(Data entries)
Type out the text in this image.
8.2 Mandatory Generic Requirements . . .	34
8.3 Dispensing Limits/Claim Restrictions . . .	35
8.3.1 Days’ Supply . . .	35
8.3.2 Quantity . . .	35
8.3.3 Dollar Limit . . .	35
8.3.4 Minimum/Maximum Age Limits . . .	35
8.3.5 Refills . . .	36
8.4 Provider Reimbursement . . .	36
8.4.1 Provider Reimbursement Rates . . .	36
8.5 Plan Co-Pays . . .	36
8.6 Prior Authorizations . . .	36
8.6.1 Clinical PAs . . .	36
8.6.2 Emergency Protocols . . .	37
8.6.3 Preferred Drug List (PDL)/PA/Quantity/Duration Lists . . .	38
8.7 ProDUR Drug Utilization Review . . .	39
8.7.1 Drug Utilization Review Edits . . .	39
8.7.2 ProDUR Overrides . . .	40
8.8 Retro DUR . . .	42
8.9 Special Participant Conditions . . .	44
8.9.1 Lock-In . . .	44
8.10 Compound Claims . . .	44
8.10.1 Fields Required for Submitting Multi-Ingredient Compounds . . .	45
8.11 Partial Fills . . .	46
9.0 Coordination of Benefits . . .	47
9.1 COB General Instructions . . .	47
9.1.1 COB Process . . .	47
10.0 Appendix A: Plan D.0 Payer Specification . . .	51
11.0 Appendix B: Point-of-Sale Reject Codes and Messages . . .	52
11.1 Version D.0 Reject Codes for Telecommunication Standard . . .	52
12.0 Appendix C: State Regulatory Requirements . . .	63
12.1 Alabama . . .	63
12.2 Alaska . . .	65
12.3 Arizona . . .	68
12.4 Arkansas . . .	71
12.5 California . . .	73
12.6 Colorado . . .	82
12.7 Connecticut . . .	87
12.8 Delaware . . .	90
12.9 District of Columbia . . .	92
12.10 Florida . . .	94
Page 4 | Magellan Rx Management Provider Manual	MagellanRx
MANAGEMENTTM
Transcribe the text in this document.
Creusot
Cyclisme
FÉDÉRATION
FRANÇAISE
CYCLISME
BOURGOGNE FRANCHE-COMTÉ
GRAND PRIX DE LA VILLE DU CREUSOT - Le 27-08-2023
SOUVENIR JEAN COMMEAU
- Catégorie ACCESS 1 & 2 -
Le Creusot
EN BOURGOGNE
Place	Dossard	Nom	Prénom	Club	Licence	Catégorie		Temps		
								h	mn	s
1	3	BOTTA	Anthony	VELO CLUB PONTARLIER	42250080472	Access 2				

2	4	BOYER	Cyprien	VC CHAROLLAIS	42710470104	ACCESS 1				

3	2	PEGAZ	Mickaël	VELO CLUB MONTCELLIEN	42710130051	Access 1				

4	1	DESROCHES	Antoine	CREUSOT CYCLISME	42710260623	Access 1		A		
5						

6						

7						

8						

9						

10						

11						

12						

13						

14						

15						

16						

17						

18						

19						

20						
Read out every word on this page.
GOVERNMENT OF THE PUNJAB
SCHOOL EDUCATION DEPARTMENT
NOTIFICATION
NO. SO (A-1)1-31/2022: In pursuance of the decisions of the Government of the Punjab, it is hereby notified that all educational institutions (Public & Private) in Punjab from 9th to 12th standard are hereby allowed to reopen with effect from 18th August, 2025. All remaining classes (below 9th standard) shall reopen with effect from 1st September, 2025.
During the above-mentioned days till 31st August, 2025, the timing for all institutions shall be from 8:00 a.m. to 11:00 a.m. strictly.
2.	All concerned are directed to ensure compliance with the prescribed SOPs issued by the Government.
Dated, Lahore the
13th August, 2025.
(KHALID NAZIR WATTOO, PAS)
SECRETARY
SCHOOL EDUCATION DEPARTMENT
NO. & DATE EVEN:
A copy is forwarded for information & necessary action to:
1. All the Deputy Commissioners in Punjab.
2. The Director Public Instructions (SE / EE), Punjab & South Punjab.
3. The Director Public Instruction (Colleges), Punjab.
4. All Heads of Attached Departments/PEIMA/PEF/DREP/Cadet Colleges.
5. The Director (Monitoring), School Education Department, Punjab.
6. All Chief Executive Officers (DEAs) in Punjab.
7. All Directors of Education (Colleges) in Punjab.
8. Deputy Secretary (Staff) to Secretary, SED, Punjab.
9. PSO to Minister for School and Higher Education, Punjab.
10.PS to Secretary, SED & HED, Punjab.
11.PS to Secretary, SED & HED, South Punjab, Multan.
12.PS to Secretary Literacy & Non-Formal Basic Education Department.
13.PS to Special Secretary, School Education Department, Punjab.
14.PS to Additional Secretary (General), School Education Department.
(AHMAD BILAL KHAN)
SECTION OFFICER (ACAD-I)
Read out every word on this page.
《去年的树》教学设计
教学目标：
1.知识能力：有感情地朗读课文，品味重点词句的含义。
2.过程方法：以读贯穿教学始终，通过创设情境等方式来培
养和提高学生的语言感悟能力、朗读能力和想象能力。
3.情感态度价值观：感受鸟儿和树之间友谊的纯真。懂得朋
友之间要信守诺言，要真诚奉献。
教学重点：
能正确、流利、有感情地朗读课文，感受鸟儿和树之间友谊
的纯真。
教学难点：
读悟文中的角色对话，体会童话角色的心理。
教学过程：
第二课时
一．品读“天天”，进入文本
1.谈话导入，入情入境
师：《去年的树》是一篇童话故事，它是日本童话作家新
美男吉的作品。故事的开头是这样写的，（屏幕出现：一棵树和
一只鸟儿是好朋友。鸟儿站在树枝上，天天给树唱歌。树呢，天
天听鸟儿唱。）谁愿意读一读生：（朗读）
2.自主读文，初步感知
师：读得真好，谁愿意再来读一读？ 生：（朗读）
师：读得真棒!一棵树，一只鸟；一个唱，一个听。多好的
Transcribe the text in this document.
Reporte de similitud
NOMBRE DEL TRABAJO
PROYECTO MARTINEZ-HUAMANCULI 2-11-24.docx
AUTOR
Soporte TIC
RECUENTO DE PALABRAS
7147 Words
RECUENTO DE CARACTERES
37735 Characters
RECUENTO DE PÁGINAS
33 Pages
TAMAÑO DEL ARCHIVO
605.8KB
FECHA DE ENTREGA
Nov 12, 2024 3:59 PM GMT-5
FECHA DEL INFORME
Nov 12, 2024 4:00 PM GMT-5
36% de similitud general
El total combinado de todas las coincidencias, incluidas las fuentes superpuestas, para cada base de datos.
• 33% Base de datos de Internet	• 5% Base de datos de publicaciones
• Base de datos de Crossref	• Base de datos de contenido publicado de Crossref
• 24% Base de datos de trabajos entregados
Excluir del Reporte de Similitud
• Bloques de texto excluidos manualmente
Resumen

** What to produce **
Which lines hold the word "from"? Copy all of them.

** Exercise response **
NO. SO (A-1)1-31/2022: In pursuance of the decisions of the Government of the Punjab, it is hereby notified that all educational institutions (Public & Private) in Punjab from 9th to 12th standard are hereby allowed to reopen with effect from 18th August, 2025. All remaining classes (below 9th standard) shall reopen with effect from 1st September, 2025.
During the above-mentioned days till 31st August, 2025, the timing for all institutions shall be from 8:00 a.m. to 11:00 a.m. strictly.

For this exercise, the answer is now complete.